(WRITTEN INSTRUCTION): Every line that contains "remove" counts once; give the total number of such lines, with no other words.

(Extracted data entries):
☆ ☆ ☆

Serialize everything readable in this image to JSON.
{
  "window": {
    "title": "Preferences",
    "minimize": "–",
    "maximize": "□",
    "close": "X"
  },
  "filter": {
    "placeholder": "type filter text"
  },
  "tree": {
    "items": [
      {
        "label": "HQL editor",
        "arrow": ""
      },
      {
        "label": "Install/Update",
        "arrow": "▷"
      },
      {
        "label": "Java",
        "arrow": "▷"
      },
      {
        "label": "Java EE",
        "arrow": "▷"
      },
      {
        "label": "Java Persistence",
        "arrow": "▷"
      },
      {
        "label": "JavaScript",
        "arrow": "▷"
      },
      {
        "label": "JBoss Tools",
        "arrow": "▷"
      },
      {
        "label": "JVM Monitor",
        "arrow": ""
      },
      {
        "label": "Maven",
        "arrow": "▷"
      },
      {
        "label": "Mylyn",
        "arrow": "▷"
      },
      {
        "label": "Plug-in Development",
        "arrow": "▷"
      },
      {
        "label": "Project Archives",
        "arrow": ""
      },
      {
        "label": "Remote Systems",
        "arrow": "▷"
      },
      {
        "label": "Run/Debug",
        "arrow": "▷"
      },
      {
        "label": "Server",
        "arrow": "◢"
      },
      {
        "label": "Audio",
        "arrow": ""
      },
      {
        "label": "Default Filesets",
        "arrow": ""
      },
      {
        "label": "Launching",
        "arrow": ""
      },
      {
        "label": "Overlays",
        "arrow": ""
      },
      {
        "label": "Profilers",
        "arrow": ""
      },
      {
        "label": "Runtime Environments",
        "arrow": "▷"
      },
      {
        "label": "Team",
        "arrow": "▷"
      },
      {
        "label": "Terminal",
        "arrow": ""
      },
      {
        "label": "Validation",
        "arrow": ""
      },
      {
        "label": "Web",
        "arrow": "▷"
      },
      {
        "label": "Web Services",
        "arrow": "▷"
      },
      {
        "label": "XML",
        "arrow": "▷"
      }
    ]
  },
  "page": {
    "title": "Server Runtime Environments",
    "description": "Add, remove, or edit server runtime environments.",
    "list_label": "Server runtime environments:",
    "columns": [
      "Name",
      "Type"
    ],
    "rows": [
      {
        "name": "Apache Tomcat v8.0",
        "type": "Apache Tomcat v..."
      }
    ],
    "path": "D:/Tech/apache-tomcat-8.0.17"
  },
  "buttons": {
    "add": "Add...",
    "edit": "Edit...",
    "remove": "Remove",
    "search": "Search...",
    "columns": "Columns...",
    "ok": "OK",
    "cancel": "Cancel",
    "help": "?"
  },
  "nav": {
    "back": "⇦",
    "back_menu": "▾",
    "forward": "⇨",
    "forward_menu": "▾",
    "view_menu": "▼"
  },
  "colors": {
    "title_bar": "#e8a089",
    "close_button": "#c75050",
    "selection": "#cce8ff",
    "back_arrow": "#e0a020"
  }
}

☆ ☆ ☆

(FINAL ANSWER): 2